What is needed: Copy every line of the listing below without changing anything, but leave the pictures out.

[Data records]
==============================

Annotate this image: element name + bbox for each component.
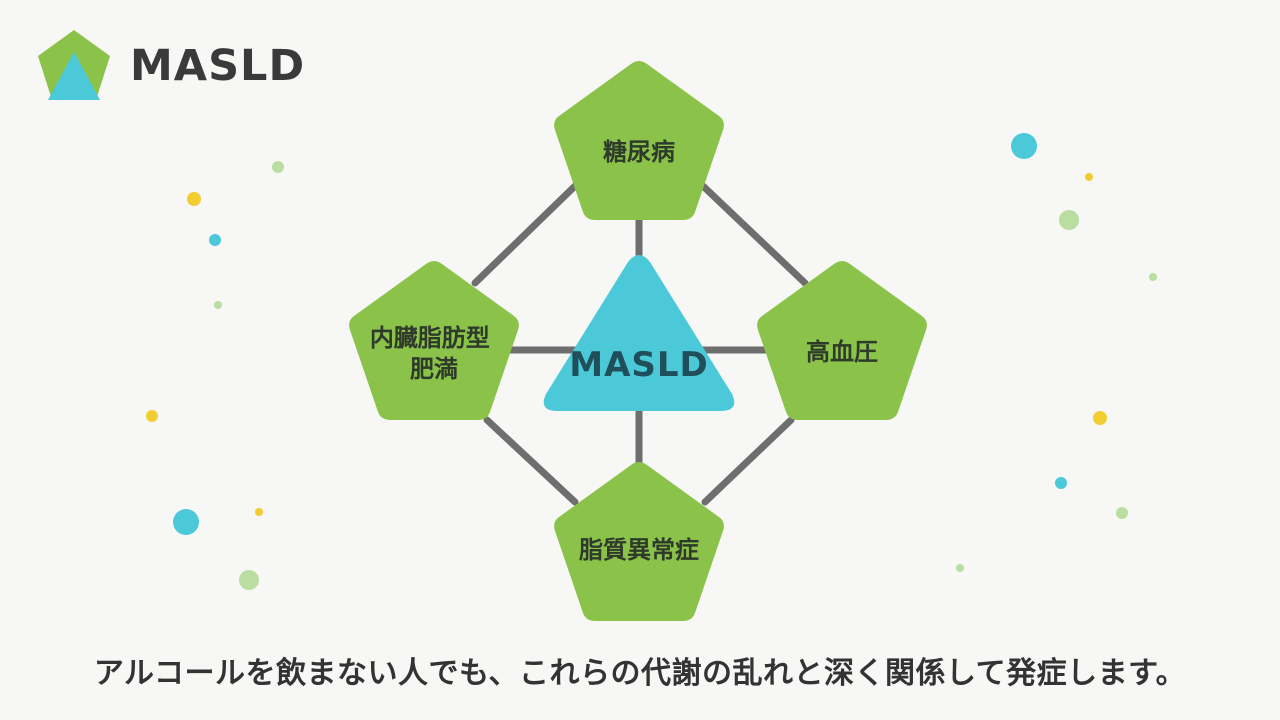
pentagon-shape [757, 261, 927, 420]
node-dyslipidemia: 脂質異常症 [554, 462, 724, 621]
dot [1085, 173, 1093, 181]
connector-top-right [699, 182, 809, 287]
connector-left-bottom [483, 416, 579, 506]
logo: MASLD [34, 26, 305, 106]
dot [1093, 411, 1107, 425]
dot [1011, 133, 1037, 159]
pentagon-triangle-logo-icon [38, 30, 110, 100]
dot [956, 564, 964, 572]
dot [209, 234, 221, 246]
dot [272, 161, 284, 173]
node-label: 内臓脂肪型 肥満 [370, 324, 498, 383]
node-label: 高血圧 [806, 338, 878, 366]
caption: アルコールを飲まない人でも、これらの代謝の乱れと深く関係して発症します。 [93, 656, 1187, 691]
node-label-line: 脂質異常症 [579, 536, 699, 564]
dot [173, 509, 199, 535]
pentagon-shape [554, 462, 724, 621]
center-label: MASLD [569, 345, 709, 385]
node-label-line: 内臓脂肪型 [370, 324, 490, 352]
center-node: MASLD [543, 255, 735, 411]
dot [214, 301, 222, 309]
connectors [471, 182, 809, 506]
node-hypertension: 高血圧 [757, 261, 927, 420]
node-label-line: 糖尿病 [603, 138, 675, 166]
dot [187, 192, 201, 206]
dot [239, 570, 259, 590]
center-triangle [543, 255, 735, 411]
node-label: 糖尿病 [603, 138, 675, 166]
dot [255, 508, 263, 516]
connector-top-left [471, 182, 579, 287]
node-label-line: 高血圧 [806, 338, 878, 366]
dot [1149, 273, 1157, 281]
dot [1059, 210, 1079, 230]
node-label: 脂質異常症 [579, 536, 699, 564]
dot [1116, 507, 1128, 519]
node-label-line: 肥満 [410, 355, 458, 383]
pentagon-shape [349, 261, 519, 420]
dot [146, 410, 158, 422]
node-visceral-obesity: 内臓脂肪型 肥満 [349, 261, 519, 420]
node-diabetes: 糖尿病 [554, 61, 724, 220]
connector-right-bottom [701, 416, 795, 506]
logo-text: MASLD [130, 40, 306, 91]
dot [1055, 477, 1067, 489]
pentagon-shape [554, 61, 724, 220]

==============================

Answer to the task:
Annotate this image: element name + bbox for each component.
pentagon-shape [757, 261, 927, 420]
node-dyslipidemia: 脂質異常症 [554, 462, 724, 621]
dot [1085, 173, 1093, 181]
connector-top-right [699, 182, 809, 287]
connector-left-bottom [483, 416, 579, 506]
logo: MASLD [34, 26, 305, 106]
dot [1093, 411, 1107, 425]
dot [1011, 133, 1037, 159]
pentagon-triangle-logo-icon [38, 30, 110, 100]
dot [956, 564, 964, 572]
dot [209, 234, 221, 246]
dot [272, 161, 284, 173]
node-label: 内臓脂肪型 肥満 [370, 324, 498, 383]
node-label: 高血圧 [806, 338, 878, 366]
caption: アルコールを飲まない人でも、これらの代謝の乱れと深く関係して発症します。 [93, 656, 1187, 691]
node-label-line: 脂質異常症 [579, 536, 699, 564]
dot [173, 509, 199, 535]
pentagon-shape [554, 462, 724, 621]
center-label: MASLD [569, 345, 709, 385]
node-label-line: 内臓脂肪型 [370, 324, 490, 352]
center-node: MASLD [543, 255, 735, 411]
dot [214, 301, 222, 309]
connectors [471, 182, 809, 506]
node-hypertension: 高血圧 [757, 261, 927, 420]
node-label-line: 糖尿病 [603, 138, 675, 166]
dot [187, 192, 201, 206]
dot [239, 570, 259, 590]
center-triangle [543, 255, 735, 411]
node-label: 糖尿病 [603, 138, 675, 166]
dot [255, 508, 263, 516]
connector-top-left [471, 182, 579, 287]
node-label-line: 高血圧 [806, 338, 878, 366]
dot [1149, 273, 1157, 281]
dot [1059, 210, 1079, 230]
node-label: 脂質異常症 [579, 536, 699, 564]
dot [1116, 507, 1128, 519]
node-label-line: 肥満 [410, 355, 458, 383]
pentagon-shape [349, 261, 519, 420]
dot [146, 410, 158, 422]
node-visceral-obesity: 内臓脂肪型 肥満 [349, 261, 519, 420]
node-diabetes: 糖尿病 [554, 61, 724, 220]
connector-right-bottom [701, 416, 795, 506]
logo-text: MASLD [130, 40, 306, 91]
dot [1055, 477, 1067, 489]
pentagon-shape [554, 61, 724, 220]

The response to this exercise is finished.